## Task
Quote the listing below in its entirety.

(Some records)
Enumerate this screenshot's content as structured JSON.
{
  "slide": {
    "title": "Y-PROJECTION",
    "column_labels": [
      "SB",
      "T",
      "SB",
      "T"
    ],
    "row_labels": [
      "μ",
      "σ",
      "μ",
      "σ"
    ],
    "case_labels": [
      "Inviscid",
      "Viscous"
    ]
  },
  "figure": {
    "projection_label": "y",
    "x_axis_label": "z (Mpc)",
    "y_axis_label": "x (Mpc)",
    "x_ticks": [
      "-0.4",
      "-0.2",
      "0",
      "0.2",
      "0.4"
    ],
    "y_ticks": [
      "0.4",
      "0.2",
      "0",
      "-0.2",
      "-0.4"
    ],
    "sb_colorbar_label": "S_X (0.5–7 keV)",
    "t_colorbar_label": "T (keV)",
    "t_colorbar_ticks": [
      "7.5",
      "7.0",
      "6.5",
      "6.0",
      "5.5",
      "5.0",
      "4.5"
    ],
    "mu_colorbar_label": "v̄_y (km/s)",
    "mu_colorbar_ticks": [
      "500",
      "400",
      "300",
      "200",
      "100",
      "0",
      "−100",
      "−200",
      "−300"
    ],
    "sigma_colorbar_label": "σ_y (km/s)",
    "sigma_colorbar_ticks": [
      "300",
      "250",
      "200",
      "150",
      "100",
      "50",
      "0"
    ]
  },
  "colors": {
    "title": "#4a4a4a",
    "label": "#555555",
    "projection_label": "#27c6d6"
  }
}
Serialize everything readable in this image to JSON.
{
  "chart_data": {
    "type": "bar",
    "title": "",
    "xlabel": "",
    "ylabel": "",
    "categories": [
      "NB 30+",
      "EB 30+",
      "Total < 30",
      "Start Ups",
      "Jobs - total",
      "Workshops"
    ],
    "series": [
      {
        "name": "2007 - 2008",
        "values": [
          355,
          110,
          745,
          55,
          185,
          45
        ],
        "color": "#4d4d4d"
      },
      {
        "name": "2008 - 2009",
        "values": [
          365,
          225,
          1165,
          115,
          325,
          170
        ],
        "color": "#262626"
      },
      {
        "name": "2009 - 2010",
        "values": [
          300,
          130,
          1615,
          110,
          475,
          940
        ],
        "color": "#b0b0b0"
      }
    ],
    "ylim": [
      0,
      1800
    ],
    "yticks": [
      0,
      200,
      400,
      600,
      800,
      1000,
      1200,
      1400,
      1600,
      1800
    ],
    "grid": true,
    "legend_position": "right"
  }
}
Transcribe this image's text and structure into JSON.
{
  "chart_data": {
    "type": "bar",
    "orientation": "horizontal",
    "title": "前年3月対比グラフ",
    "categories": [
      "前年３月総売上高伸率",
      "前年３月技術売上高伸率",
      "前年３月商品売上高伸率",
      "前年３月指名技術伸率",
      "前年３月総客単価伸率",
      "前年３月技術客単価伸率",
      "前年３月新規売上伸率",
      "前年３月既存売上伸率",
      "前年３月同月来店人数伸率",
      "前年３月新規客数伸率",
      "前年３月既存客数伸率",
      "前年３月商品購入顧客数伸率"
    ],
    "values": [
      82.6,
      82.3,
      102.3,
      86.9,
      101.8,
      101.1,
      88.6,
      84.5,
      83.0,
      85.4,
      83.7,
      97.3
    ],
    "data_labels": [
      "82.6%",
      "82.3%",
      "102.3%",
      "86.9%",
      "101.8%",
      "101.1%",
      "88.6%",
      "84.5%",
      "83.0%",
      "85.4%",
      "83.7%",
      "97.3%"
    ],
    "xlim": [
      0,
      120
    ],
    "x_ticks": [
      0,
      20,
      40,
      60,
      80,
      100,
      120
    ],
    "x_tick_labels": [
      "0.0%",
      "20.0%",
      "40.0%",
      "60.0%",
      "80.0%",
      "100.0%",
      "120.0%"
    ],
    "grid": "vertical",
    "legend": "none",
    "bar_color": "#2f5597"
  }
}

## Completed task
Enumerate this screenshot's content as structured JSON.
{
  "slide": {
    "title": "Y-PROJECTION",
    "column_labels": [
      "SB",
      "T",
      "SB",
      "T"
    ],
    "row_labels": [
      "μ",
      "σ",
      "μ",
      "σ"
    ],
    "case_labels": [
      "Inviscid",
      "Viscous"
    ]
  },
  "figure": {
    "projection_label": "y",
    "x_axis_label": "z (Mpc)",
    "y_axis_label": "x (Mpc)",
    "x_ticks": [
      "-0.4",
      "-0.2",
      "0",
      "0.2",
      "0.4"
    ],
    "y_ticks": [
      "0.4",
      "0.2",
      "0",
      "-0.2",
      "-0.4"
    ],
    "sb_colorbar_label": "S_X (0.5–7 keV)",
    "t_colorbar_label": "T (keV)",
    "t_colorbar_ticks": [
      "7.5",
      "7.0",
      "6.5",
      "6.0",
      "5.5",
      "5.0",
      "4.5"
    ],
    "mu_colorbar_label": "v̄_y (km/s)",
    "mu_colorbar_ticks": [
      "500",
      "400",
      "300",
      "200",
      "100",
      "0",
      "−100",
      "−200",
      "−300"
    ],
    "sigma_colorbar_label": "σ_y (km/s)",
    "sigma_colorbar_ticks": [
      "300",
      "250",
      "200",
      "150",
      "100",
      "50",
      "0"
    ]
  },
  "colors": {
    "title": "#4a4a4a",
    "label": "#555555",
    "projection_label": "#27c6d6"
  }
}
Serialize everything readable in this image to JSON.
{
  "chart_data": {
    "type": "bar",
    "title": "",
    "xlabel": "",
    "ylabel": "",
    "categories": [
      "NB 30+",
      "EB 30+",
      "Total < 30",
      "Start Ups",
      "Jobs - total",
      "Workshops"
    ],
    "series": [
      {
        "name": "2007 - 2008",
        "values": [
          355,
          110,
          745,
          55,
          185,
          45
        ],
        "color": "#4d4d4d"
      },
      {
        "name": "2008 - 2009",
        "values": [
          365,
          225,
          1165,
          115,
          325,
          170
        ],
        "color": "#262626"
      },
      {
        "name": "2009 - 2010",
        "values": [
          300,
          130,
          1615,
          110,
          475,
          940
        ],
        "color": "#b0b0b0"
      }
    ],
    "ylim": [
      0,
      1800
    ],
    "yticks": [
      0,
      200,
      400,
      600,
      800,
      1000,
      1200,
      1400,
      1600,
      1800
    ],
    "grid": true,
    "legend_position": "right"
  }
}
Transcribe this image's text and structure into JSON.
{
  "chart_data": {
    "type": "bar",
    "orientation": "horizontal",
    "title": "前年3月対比グラフ",
    "categories": [
      "前年３月総売上高伸率",
      "前年３月技術売上高伸率",
      "前年３月商品売上高伸率",
      "前年３月指名技術伸率",
      "前年３月総客単価伸率",
      "前年３月技術客単価伸率",
      "前年３月新規売上伸率",
      "前年３月既存売上伸率",
      "前年３月同月来店人数伸率",
      "前年３月新規客数伸率",
      "前年３月既存客数伸率",
      "前年３月商品購入顧客数伸率"
    ],
    "values": [
      82.6,
      82.3,
      102.3,
      86.9,
      101.8,
      101.1,
      88.6,
      84.5,
      83.0,
      85.4,
      83.7,
      97.3
    ],
    "data_labels": [
      "82.6%",
      "82.3%",
      "102.3%",
      "86.9%",
      "101.8%",
      "101.1%",
      "88.6%",
      "84.5%",
      "83.0%",
      "85.4%",
      "83.7%",
      "97.3%"
    ],
    "xlim": [
      0,
      120
    ],
    "x_ticks": [
      0,
      20,
      40,
      60,
      80,
      100,
      120
    ],
    "x_tick_labels": [
      "0.0%",
      "20.0%",
      "40.0%",
      "60.0%",
      "80.0%",
      "100.0%",
      "120.0%"
    ],
    "grid": "vertical",
    "legend": "none",
    "bar_color": "#2f5597"
  }
}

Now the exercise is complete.